# TASK:
Write out the data below exactly as given, without any of its pictures.

# PROVIDED DATA:

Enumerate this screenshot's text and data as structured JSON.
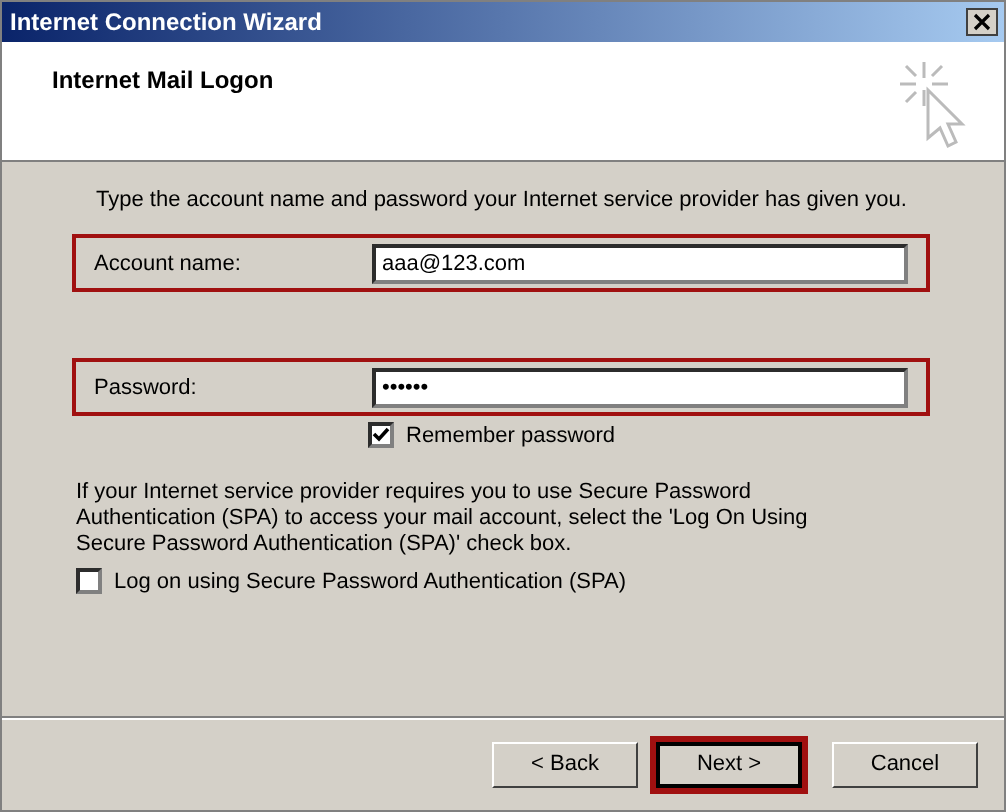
{
  "window": {
    "title": "Internet Connection Wizard"
  },
  "header": {
    "title": "Internet Mail Logon"
  },
  "instruction": "Type the account name and password your Internet service provider has given you.",
  "account": {
    "label": "Account name:",
    "value": "aaa@123.com"
  },
  "password": {
    "label": "Password:",
    "value": "••••••"
  },
  "remember": {
    "label": "Remember password",
    "checked": true
  },
  "spa_note": "If your Internet service provider requires you to use Secure Password Authentication (SPA) to access your mail account, select the 'Log On Using Secure Password Authentication (SPA)' check box.",
  "spa": {
    "label": "Log on using Secure Password Authentication (SPA)",
    "checked": false
  },
  "buttons": [
    {
      "label": "< Back",
      "selected": false
    },
    {
      "label": "Next >",
      "selected": true
    },
    {
      "label": "Cancel",
      "selected": false
    }
  ]
}
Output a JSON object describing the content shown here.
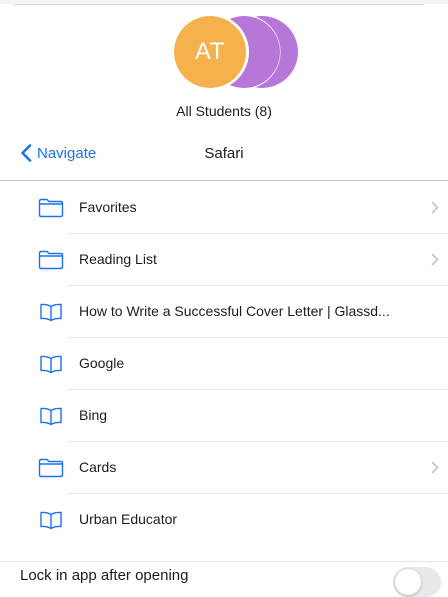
{
  "group": {
    "front_initials": "AT",
    "label": "All Students (8)"
  },
  "nav": {
    "back_label": "Navigate",
    "title": "Safari"
  },
  "items": [
    {
      "label": "Favorites",
      "icon": "folder-icon",
      "chevron": true
    },
    {
      "label": "Reading List",
      "icon": "folder-icon",
      "chevron": true
    },
    {
      "label": "How to Write a Successful Cover Letter | Glassd...",
      "icon": "book-icon",
      "chevron": false
    },
    {
      "label": "Google",
      "icon": "book-icon",
      "chevron": false
    },
    {
      "label": "Bing",
      "icon": "book-icon",
      "chevron": false
    },
    {
      "label": "Cards",
      "icon": "folder-icon",
      "chevron": true
    },
    {
      "label": "Urban Educator",
      "icon": "book-icon",
      "chevron": false
    }
  ],
  "lock": {
    "label": "Lock in app after opening",
    "enabled": false
  },
  "colors": {
    "accent": "#1a73e8",
    "avatar_orange": "#f5b24c",
    "avatar_purple": "#b777d9",
    "toggle_off": "#e9e9eb"
  }
}
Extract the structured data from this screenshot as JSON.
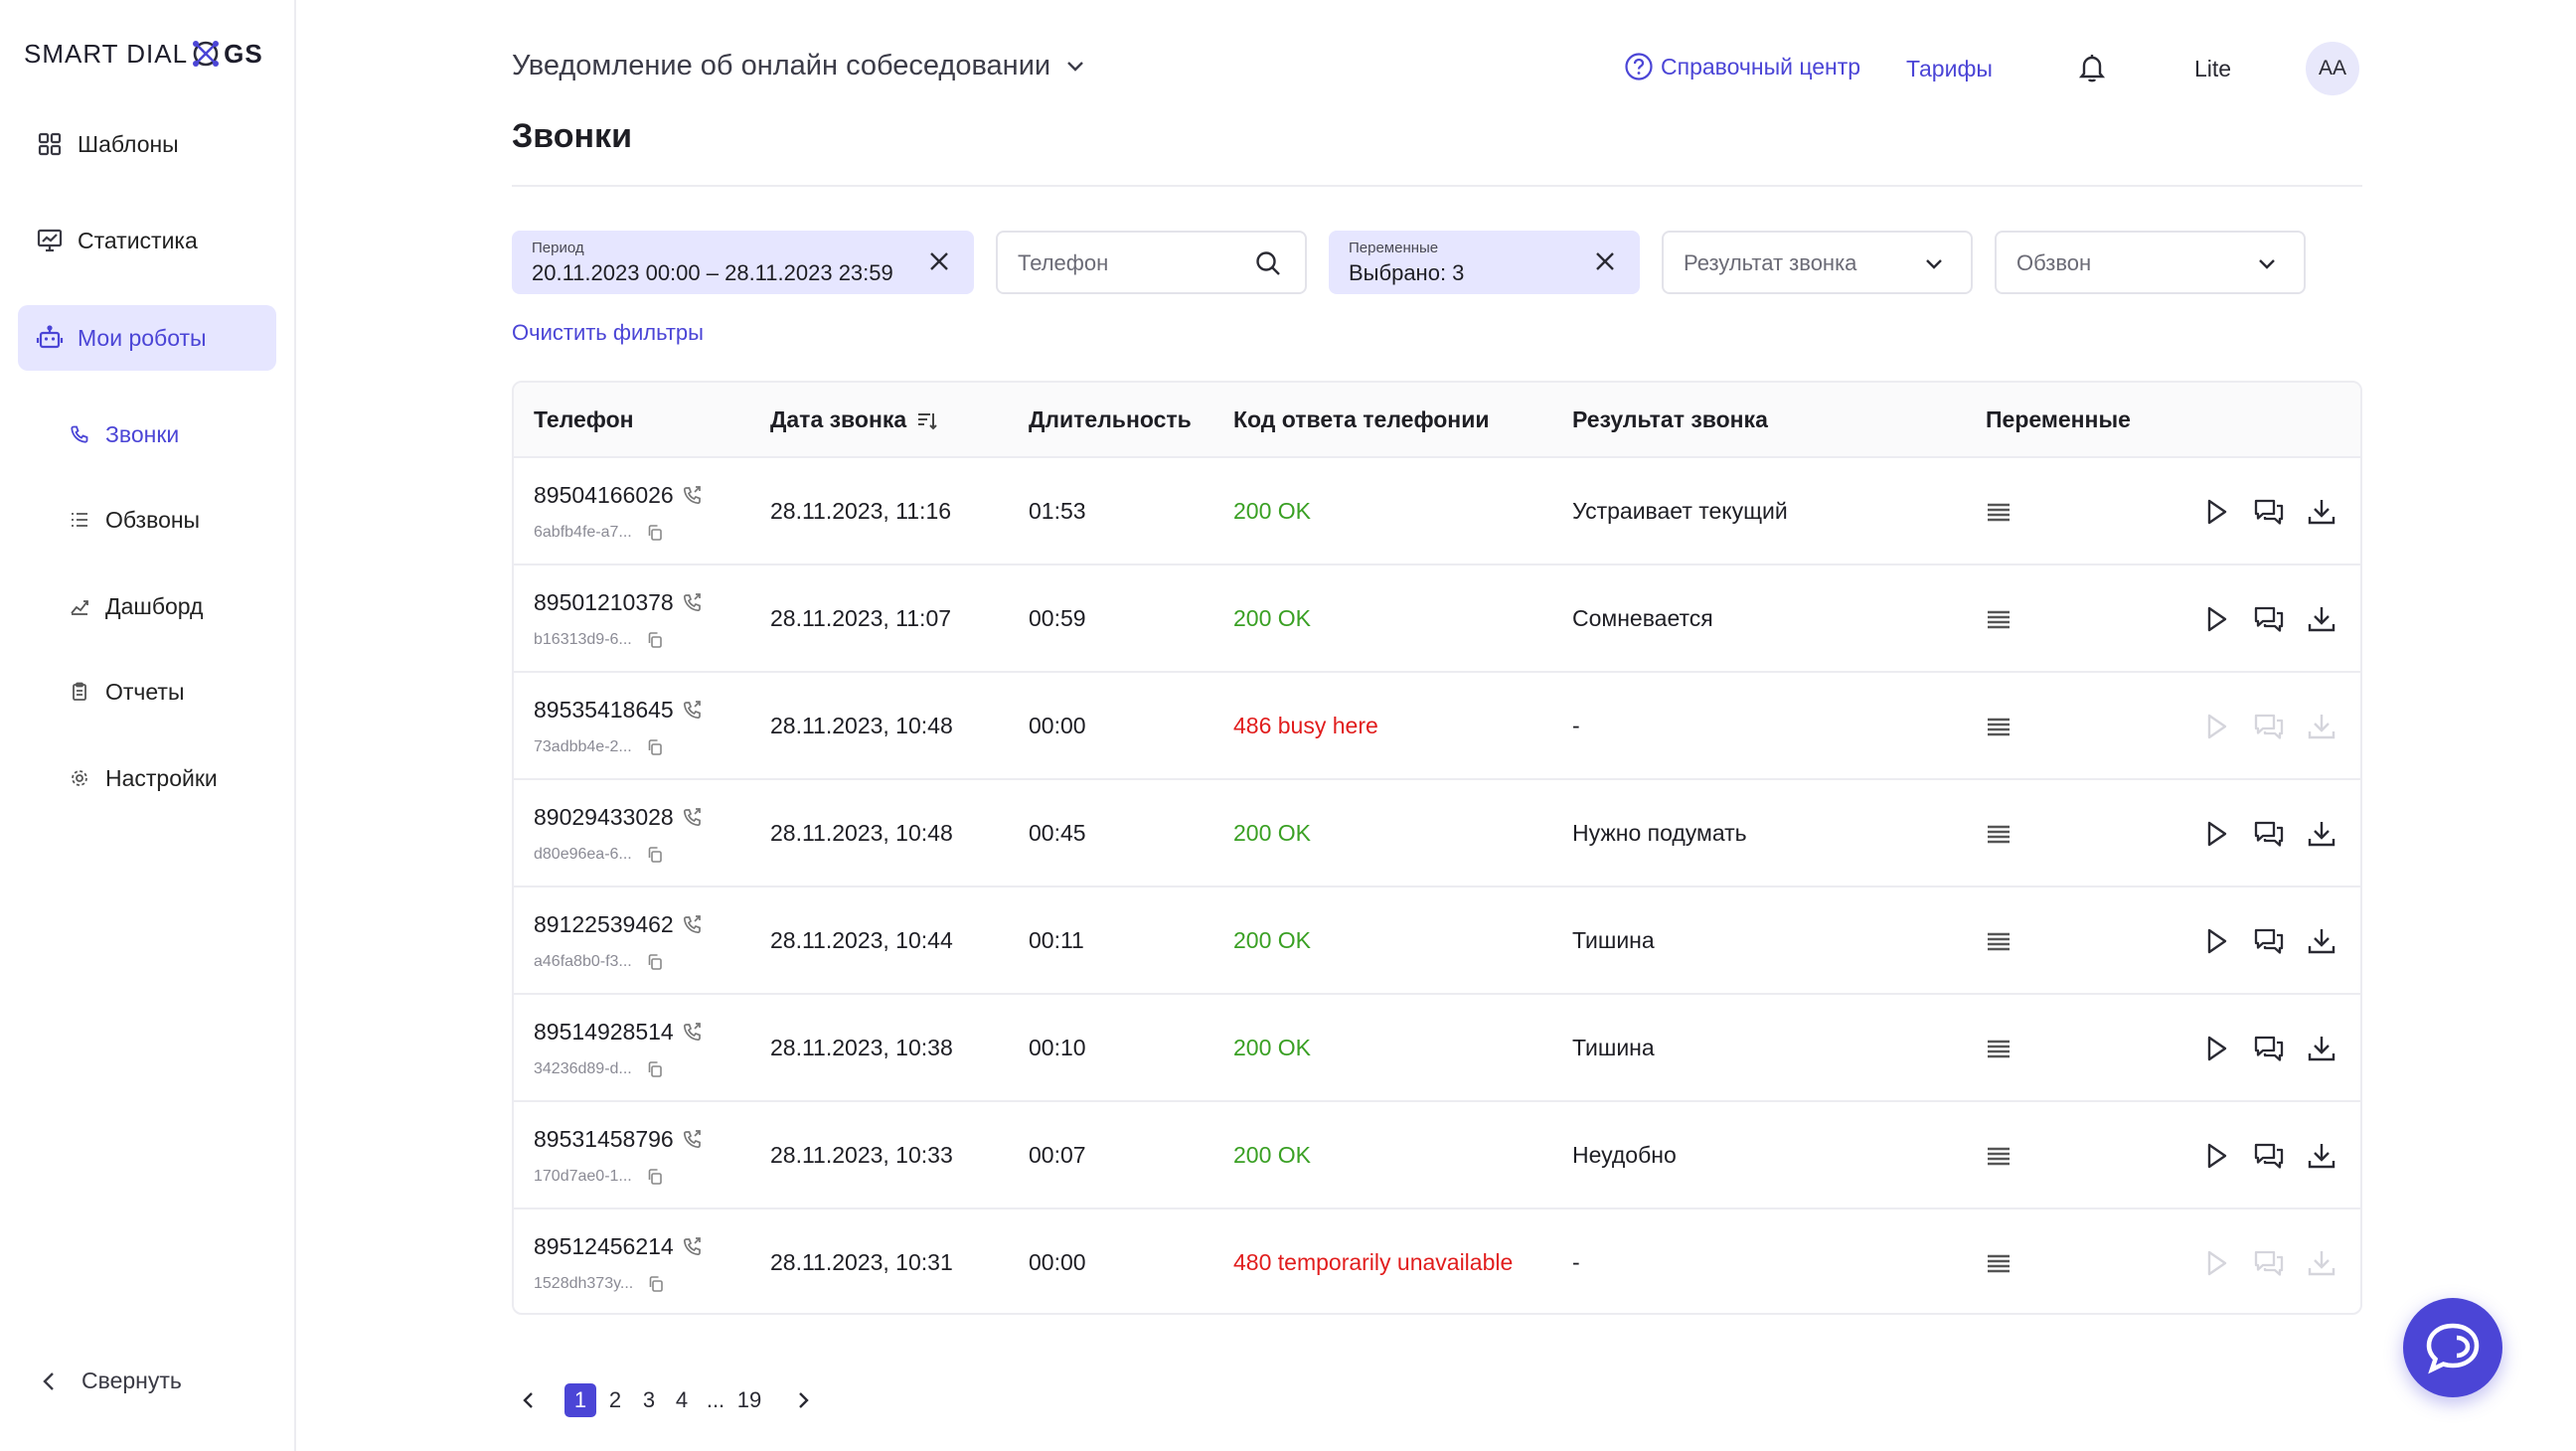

# SOLUTION TO THIS EXERCISE:
Enumerate this screenshot's text and data as structured JSON.
{
  "window": {
    "title": "Internet Connection Wizard"
  },
  "header": {
    "title": "Internet Mail Logon"
  },
  "instruction": "Type the account name and password your Internet service provider has given you.",
  "account": {
    "label": "Account name:",
    "value": "aaa@123.com"
  },
  "password": {
    "label": "Password:",
    "value": "••••••"
  },
  "remember": {
    "label": "Remember password",
    "checked": true
  },
  "spa_note": "If your Internet service provider requires you to use Secure Password Authentication (SPA) to access your mail account, select the 'Log On Using Secure Password Authentication (SPA)' check box.",
  "spa": {
    "label": "Log on using Secure Password Authentication (SPA)",
    "checked": false
  },
  "buttons": [
    {
      "label": "< Back",
      "selected": false
    },
    {
      "label": "Next >",
      "selected": true
    },
    {
      "label": "Cancel",
      "selected": false
    }
  ]
}
Output a JSON object describing the content shown here.
{
  "group": {
    "front_initials": "AT",
    "label": "All Students (8)"
  },
  "nav": {
    "back_label": "Navigate",
    "title": "Safari"
  },
  "items": [
    {
      "label": "Favorites",
      "icon": "folder-icon",
      "chevron": true
    },
    {
      "label": "Reading List",
      "icon": "folder-icon",
      "chevron": true
    },
    {
      "label": "How to Write a Successful Cover Letter | Glassd...",
      "icon": "book-icon",
      "chevron": false
    },
    {
      "label": "Google",
      "icon": "book-icon",
      "chevron": false
    },
    {
      "label": "Bing",
      "icon": "book-icon",
      "chevron": false
    },
    {
      "label": "Cards",
      "icon": "folder-icon",
      "chevron": true
    },
    {
      "label": "Urban Educator",
      "icon": "book-icon",
      "chevron": false
    }
  ],
  "lock": {
    "label": "Lock in app after opening",
    "enabled": false
  },
  "colors": {
    "accent": "#1a73e8",
    "avatar_orange": "#f5b24c",
    "avatar_purple": "#b777d9",
    "toggle_off": "#e9e9eb"
  }
}
Extract the structured data from this screenshot as JSON.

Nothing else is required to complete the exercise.